-- Task A --
From the text on the Public Broadcasting Act of 1967, extract the passage starting at "Legislative history" and ending at "establishing the Corporation for Public Broadcasting (CPB)".

Public Broadcasting Act of 1967
- Long title: An Act to amend the Communications Act of 1934 by extending and improving the provisions thereof relating to grants for construction of educational television broadcasting facilities, by authorizing assistance in the construction of non-commercial educational radio broadcasting facilities, by establishing a nonprofit corporation to assist in establishing innovative educational programs, to facilitate educational program availability, and to aid the operation of educational broadcasting facilities; and to authorize a comprehensive study of instructional television and radio; and for other purposes.
- Enacted by: the 90th United States Congress
- Effective: November 7, 1967

Citations
- Public law: 90-129
- Statutes at Large: 81 Stat. 365

Codification
- Titles amended: 47 U.S.C.: Telegraphy
- U.S.C. sections amended: 47 U.S.C. ch. 5 §§ 390-397, 609

Legislative history
- Introduced in the Senate as S. 1160 by Warren G. Magnuson (D–WA) on March 2, 1967; Committee consideration by Senate Subcommittee on Communication and House Committee on Interstate and Foreign Commerce; Passed the Senate on May 16, 1967 (266-91, in lieu of H.R. 6736); Passed the House on September 21, 1967 ; Signed into law by President Lyndon B. Johnson on November 7, 1967;

= Public Broadcasting Act of 1967 =

1967 US law establishing the Corporation for Public Broadcasting (CPB)

The Public Broadcasting Act of 1967 issued the congressional corporate charter for the Corporation for Public Broadcasting (CPB), a private nonprofit corporation funded by taxpayers to disburse grants to public broadcasters in the United States. The act was supported by many prominent Americans, including Fred Rogers ("Mister Rogers"), NPR founder and creator of All Things Considered Robert Conley, and Senator John O. Pastore of Rhode Island, then chairman of the Senate Subcommittee on Communications, during House and United States Senate hearings in 1967.

The act charged the CPB with encouraging and facilitating program diversity, and expanding and developing non-commercial broadcasting. The CPB would have the funds to help local stations create innovative programs, thereby increasing the service of broadcasting in the public interest throughout the country. While the Rescissions Act of 2025 rescinded the two-year advance appropriation to the CPB for fiscal years 2026 and 2027, the Rescissions Act did not repeal or amend the Public Broadcasting Act.

Stored data

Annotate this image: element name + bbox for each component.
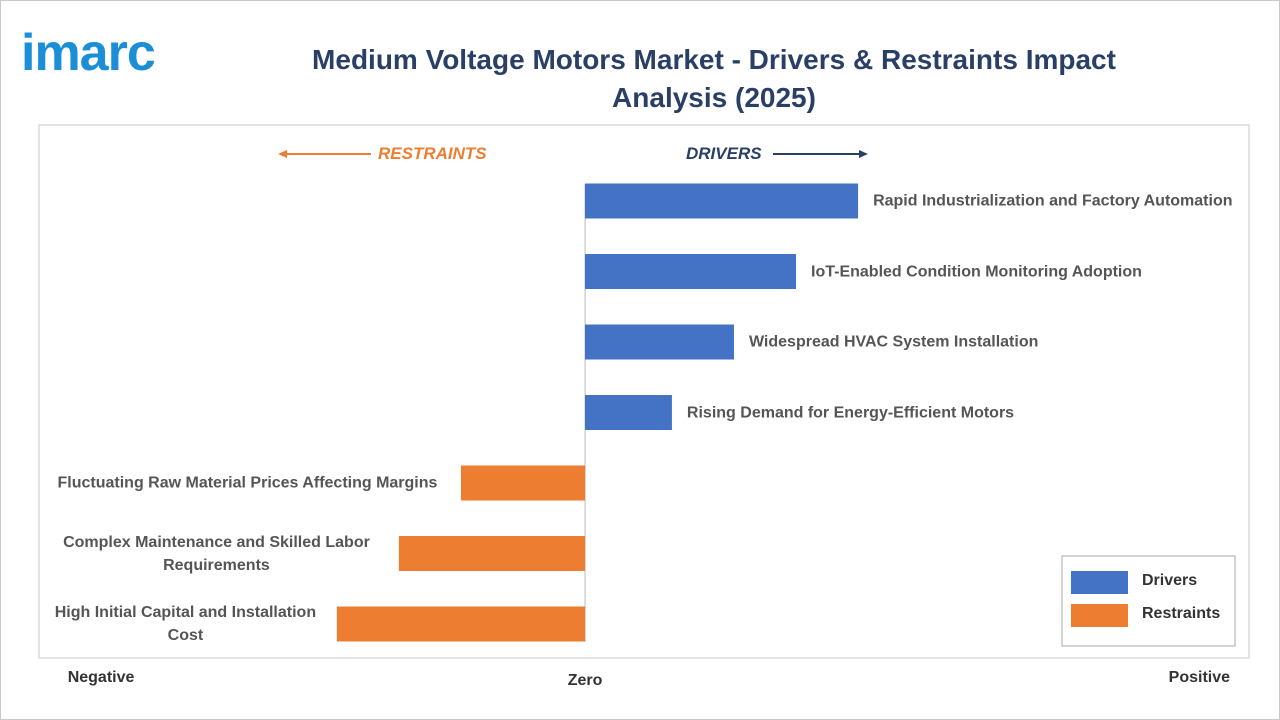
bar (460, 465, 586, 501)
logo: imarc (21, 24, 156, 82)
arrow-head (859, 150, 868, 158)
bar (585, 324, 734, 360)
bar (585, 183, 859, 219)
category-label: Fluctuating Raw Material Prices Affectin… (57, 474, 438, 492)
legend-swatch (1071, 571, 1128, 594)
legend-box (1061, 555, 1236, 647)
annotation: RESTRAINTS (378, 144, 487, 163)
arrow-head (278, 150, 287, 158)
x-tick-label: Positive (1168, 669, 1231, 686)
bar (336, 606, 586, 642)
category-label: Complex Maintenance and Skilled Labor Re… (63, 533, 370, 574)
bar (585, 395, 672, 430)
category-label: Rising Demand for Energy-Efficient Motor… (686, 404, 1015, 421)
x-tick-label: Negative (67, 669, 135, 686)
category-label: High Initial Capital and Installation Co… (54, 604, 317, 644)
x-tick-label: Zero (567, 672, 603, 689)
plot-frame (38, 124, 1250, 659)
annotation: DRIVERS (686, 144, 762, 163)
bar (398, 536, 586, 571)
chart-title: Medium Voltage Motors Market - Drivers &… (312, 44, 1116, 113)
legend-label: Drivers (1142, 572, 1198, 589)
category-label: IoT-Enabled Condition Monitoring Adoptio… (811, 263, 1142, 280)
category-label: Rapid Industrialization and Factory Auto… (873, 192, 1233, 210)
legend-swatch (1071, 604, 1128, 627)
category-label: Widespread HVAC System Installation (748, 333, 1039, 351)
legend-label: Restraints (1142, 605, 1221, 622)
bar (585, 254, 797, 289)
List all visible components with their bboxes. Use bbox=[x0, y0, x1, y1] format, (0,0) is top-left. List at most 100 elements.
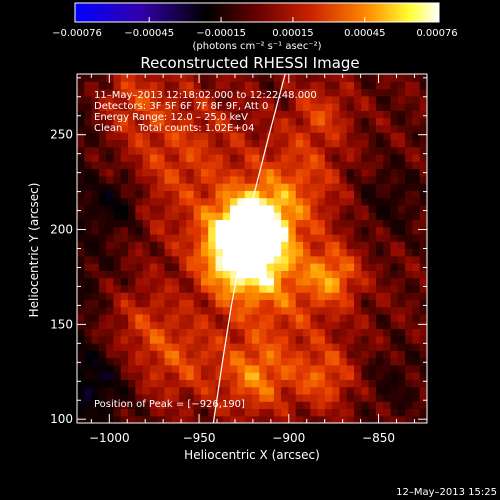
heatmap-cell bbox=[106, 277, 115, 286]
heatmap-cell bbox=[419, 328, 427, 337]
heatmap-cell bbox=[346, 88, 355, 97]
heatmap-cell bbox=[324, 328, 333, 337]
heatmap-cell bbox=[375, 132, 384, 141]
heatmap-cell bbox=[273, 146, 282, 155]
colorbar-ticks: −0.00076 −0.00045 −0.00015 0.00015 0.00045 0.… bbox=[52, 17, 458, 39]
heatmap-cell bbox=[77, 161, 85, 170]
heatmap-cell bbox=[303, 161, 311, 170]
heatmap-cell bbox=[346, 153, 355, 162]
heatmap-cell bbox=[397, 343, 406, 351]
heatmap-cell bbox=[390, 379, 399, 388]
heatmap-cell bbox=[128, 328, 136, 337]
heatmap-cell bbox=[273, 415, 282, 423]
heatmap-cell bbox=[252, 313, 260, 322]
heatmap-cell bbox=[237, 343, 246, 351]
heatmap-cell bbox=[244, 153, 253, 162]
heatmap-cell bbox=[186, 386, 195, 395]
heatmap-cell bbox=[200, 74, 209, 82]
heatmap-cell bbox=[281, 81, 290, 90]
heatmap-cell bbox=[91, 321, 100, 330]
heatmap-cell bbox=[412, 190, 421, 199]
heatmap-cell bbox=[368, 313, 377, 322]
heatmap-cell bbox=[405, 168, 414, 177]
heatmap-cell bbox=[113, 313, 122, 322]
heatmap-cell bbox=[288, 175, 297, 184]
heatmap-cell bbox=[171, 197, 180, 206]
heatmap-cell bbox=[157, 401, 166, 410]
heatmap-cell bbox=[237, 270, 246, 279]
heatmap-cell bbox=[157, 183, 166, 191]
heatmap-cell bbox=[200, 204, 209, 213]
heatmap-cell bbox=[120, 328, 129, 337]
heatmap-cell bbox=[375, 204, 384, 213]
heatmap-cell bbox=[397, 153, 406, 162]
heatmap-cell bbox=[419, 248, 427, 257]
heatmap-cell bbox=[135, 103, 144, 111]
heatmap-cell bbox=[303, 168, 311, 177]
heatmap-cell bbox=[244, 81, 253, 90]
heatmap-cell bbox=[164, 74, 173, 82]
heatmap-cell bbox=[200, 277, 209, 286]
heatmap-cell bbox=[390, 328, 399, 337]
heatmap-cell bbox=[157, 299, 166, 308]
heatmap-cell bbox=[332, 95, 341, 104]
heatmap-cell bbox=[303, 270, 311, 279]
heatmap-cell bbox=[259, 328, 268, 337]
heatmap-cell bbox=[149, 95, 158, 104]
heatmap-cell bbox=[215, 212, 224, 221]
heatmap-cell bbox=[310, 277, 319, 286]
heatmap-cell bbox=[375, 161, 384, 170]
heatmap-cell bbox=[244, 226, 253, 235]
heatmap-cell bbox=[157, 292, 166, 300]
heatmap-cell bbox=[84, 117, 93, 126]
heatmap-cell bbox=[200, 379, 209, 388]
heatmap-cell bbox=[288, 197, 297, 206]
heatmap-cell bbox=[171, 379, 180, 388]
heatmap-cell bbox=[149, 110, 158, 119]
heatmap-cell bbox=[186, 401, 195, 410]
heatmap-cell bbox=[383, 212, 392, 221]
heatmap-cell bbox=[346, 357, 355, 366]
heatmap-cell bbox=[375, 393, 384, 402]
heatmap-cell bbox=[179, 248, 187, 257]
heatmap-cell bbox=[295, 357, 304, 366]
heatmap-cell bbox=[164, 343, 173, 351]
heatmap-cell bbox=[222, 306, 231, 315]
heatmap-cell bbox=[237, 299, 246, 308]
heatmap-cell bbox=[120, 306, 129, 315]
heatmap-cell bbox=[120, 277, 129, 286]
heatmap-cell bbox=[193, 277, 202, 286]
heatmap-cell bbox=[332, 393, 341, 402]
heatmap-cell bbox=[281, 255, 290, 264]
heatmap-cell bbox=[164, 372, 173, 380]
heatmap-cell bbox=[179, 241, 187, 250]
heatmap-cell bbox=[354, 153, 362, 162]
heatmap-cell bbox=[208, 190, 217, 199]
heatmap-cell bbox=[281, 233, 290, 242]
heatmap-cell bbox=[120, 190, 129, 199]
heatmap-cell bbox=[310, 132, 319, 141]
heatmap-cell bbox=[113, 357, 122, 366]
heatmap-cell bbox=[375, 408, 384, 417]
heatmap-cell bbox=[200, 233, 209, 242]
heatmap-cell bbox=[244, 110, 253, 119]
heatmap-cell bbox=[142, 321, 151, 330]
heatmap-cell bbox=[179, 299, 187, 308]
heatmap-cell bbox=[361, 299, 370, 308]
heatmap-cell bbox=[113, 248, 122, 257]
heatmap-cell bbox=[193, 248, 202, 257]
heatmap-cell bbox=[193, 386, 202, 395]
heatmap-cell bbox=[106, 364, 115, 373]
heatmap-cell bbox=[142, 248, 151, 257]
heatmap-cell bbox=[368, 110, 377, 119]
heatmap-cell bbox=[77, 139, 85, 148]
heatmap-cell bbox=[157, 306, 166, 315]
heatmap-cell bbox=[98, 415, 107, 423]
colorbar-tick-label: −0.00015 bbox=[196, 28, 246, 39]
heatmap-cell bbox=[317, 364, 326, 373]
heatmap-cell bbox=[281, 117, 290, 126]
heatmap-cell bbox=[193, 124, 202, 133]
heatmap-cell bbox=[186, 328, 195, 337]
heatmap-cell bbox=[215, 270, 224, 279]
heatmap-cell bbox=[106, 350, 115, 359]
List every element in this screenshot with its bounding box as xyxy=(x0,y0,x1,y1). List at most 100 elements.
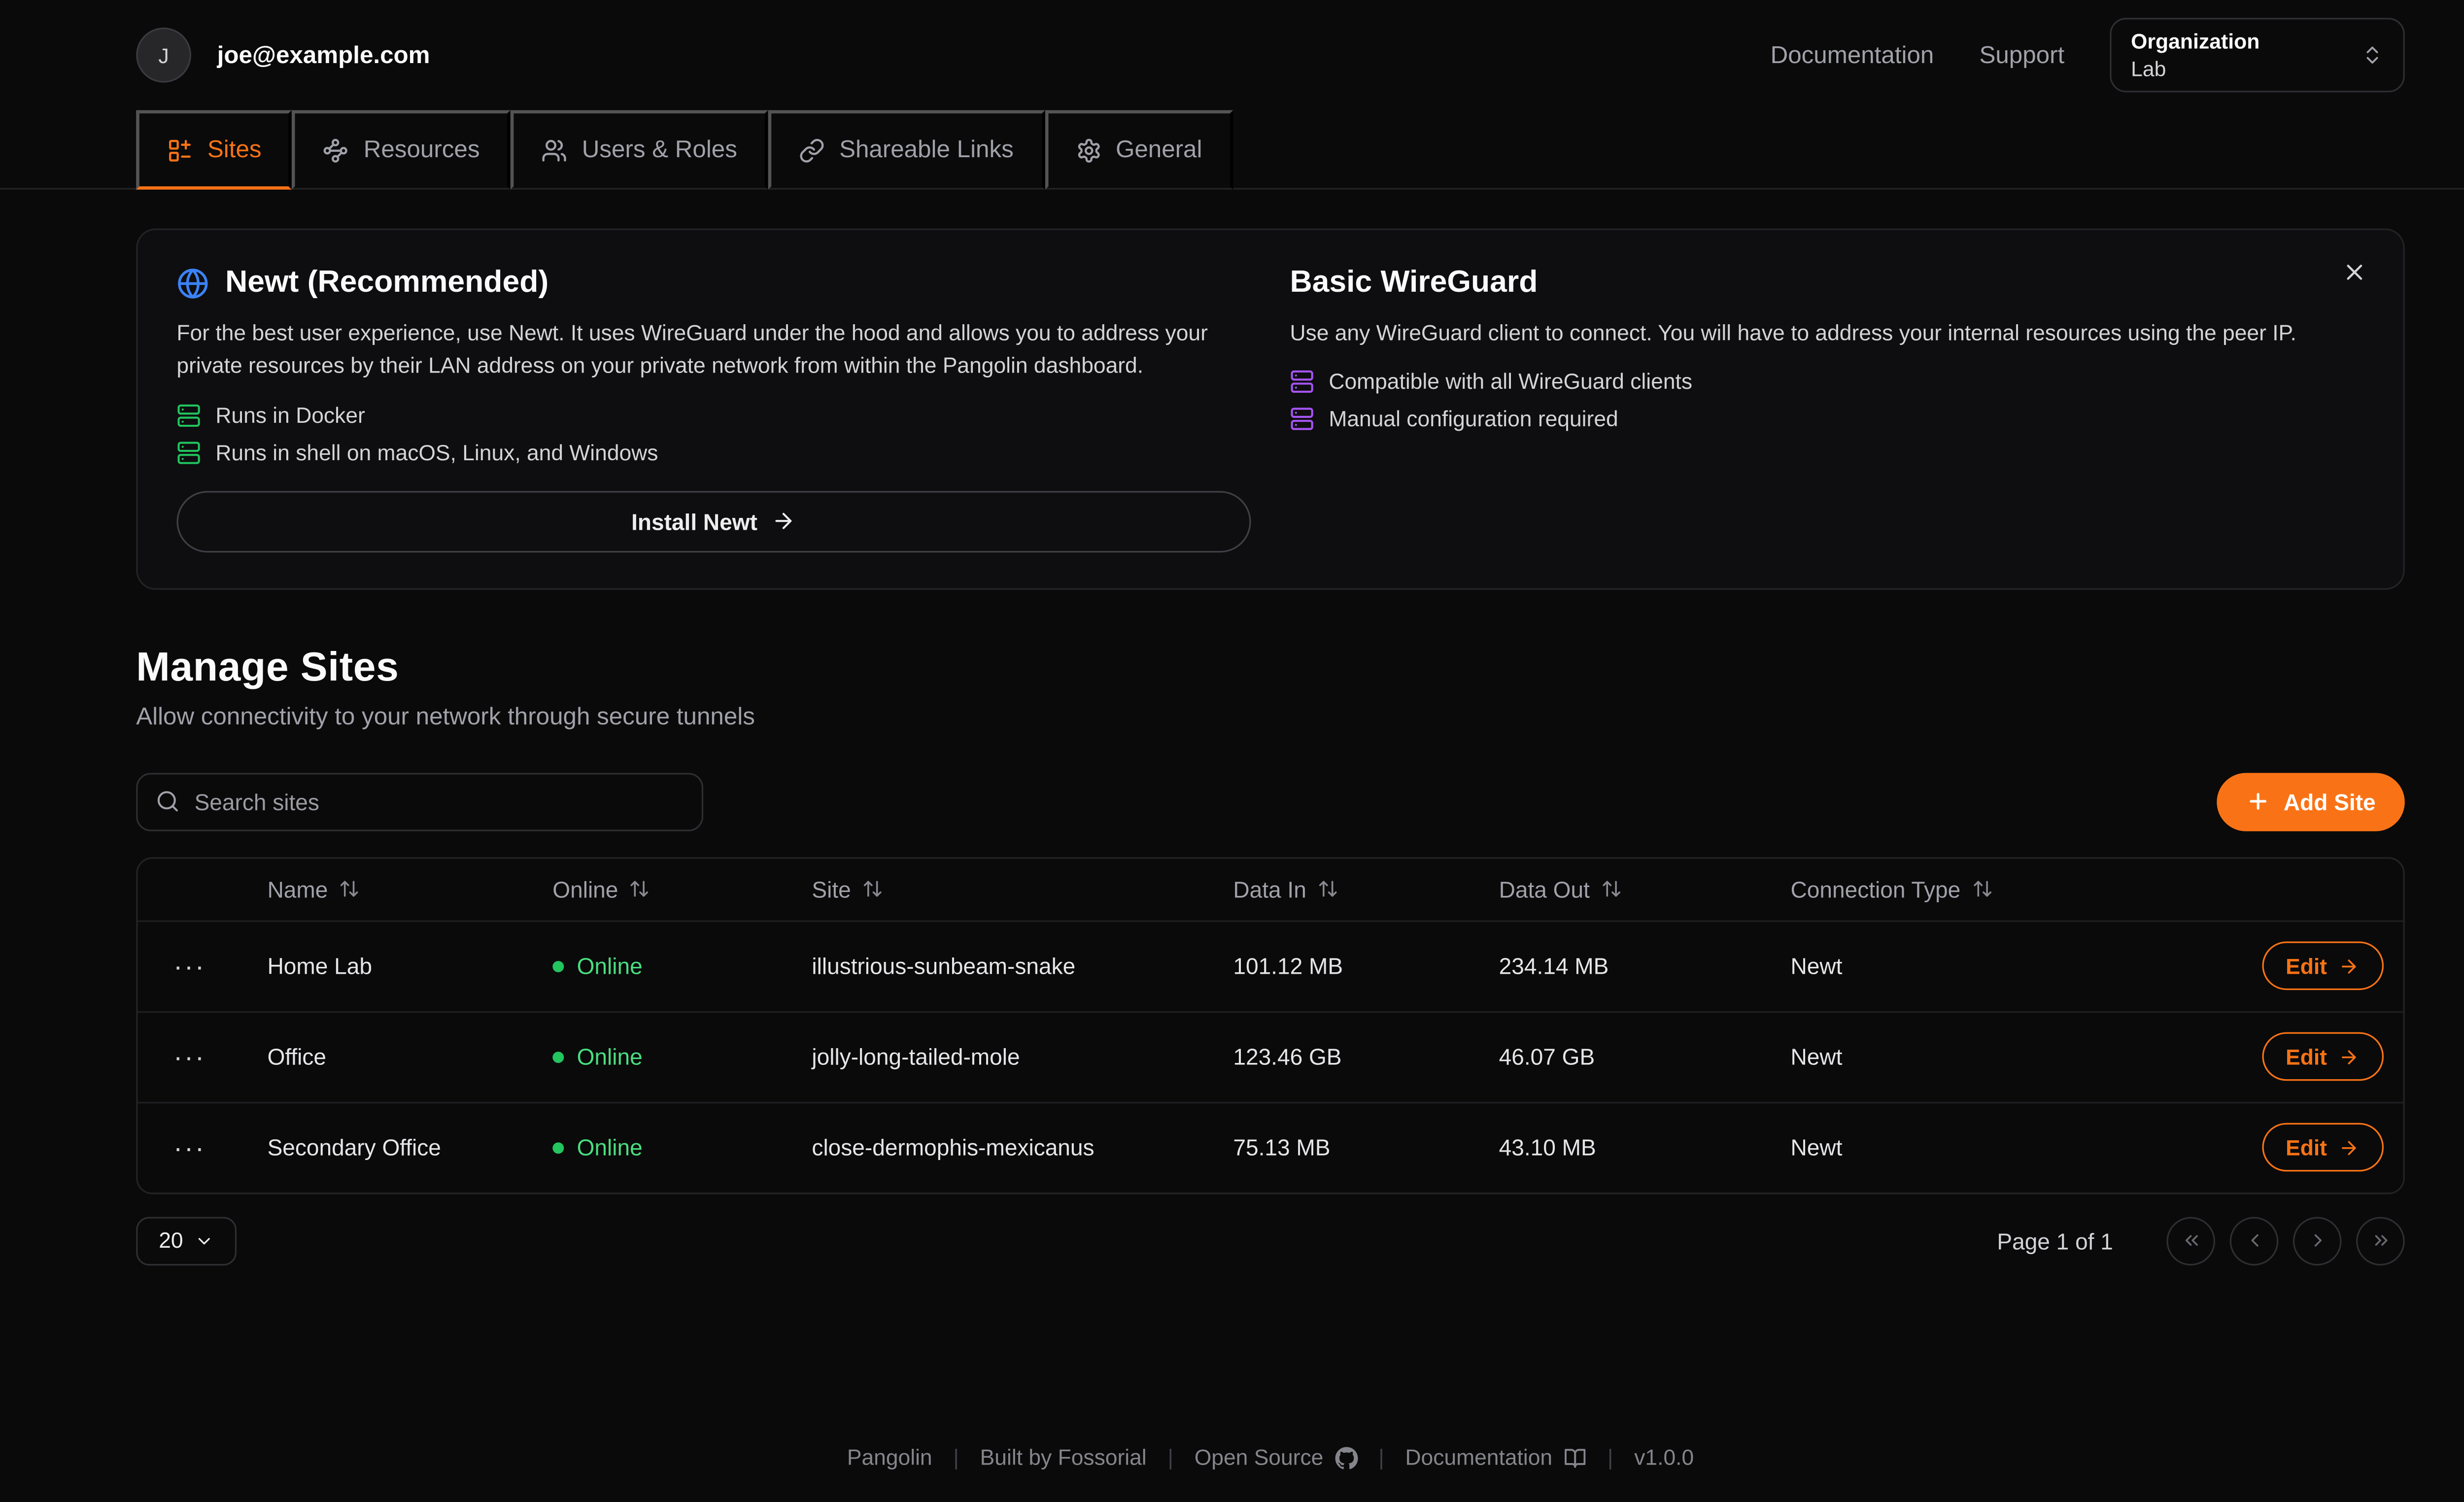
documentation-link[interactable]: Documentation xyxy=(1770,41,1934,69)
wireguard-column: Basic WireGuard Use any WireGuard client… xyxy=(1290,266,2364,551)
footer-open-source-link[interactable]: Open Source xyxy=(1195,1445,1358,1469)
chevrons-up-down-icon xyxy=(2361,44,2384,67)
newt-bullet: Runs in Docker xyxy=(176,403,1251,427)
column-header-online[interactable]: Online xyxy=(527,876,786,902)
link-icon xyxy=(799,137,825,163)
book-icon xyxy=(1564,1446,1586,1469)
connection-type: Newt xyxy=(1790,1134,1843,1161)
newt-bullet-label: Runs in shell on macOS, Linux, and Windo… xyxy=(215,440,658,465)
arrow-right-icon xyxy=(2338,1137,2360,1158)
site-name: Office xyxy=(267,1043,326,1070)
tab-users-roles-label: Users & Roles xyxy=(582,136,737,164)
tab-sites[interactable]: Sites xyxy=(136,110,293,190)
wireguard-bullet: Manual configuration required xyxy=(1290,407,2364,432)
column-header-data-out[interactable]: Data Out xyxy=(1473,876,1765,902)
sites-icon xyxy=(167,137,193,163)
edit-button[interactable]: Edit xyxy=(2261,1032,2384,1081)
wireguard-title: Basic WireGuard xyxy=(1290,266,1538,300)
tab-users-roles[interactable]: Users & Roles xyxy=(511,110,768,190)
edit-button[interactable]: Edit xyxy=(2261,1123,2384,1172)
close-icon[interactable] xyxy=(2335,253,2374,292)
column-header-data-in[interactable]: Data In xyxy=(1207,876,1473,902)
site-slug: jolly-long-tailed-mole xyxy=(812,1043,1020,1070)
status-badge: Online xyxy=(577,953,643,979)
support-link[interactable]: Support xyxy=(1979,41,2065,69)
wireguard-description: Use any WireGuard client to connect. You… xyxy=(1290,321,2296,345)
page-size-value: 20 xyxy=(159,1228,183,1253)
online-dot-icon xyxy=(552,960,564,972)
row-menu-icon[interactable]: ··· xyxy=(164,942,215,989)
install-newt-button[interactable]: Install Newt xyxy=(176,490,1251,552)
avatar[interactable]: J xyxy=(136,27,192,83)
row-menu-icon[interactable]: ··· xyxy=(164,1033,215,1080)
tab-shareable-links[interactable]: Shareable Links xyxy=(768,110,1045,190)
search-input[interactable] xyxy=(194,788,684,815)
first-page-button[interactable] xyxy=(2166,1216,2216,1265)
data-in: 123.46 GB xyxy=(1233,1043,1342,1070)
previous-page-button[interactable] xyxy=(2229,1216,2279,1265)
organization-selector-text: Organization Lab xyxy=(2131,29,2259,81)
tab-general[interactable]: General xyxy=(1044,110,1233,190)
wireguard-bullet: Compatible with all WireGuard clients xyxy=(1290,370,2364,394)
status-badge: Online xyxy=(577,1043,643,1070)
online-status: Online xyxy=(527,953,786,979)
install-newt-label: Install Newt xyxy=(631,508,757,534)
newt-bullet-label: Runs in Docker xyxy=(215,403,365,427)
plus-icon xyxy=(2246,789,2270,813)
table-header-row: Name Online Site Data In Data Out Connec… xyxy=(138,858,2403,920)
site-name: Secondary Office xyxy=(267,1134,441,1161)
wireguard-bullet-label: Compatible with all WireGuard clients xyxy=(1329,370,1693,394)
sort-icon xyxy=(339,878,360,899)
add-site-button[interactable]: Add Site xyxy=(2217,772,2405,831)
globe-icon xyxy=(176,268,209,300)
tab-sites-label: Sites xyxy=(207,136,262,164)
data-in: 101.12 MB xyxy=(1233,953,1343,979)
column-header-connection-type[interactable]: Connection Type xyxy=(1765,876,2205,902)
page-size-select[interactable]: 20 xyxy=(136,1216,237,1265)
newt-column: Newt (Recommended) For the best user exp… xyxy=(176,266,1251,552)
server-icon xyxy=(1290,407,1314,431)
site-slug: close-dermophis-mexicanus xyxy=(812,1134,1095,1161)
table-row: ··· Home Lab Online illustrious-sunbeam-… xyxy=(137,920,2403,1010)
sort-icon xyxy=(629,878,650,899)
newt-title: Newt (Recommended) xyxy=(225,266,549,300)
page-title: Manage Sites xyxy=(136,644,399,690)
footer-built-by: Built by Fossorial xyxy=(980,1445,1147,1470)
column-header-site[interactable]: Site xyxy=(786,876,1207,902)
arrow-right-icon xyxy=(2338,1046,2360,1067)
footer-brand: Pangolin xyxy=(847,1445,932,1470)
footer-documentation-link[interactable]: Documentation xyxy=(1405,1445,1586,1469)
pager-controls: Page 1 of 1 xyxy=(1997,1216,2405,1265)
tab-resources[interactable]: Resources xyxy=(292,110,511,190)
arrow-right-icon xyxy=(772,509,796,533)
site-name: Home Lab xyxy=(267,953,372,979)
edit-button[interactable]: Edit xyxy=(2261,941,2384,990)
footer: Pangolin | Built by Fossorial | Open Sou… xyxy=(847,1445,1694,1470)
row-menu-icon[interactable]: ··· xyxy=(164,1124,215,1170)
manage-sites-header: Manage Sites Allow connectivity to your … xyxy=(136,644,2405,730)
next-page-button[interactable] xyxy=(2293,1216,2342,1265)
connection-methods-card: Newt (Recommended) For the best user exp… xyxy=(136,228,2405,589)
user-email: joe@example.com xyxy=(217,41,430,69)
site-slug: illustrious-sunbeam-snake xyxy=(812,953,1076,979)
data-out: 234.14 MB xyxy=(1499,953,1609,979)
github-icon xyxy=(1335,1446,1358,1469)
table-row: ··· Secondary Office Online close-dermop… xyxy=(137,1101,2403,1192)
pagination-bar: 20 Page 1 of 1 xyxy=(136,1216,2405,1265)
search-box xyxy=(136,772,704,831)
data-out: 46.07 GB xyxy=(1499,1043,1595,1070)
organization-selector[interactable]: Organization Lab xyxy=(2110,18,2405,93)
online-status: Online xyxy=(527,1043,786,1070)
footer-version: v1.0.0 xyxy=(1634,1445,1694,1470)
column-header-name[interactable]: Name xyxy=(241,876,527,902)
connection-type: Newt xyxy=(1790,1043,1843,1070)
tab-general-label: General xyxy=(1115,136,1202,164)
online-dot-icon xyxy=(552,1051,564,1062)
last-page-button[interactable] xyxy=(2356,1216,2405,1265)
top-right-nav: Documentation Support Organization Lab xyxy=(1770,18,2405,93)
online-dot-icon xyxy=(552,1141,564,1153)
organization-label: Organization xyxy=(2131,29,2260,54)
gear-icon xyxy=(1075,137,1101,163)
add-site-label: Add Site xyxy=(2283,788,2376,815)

-- Task B --
Pull out every line of the entries above that contains the string "close".

-- Exercise output A --
Legislative history
- Introduced in the Senate as S. 1160 by Warren G. Magnuson (D–WA) on March 2, 1967; Committee consideration by Senate Subcommittee on Communication and House Committee on Interstate and Foreign Commerce; Passed the Senate on May 16, 1967 (266-91, in lieu of H.R. 6736); Passed the House on September 21, 1967 ; Signed into law by President Lyndon B. Johnson on November 7, 1967;

= Public Broadcasting Act of 1967 =

1967 US law establishing the Corporation for Public Broadcasting (CPB)

-- Exercise output B --
close-icon[interactable] xyxy=(2335,253,2374,292)
site-slug: close-dermophis-mexicanus xyxy=(812,1134,1095,1161)
table-row: ··· Secondary Office Online close-dermop… xyxy=(137,1101,2403,1192)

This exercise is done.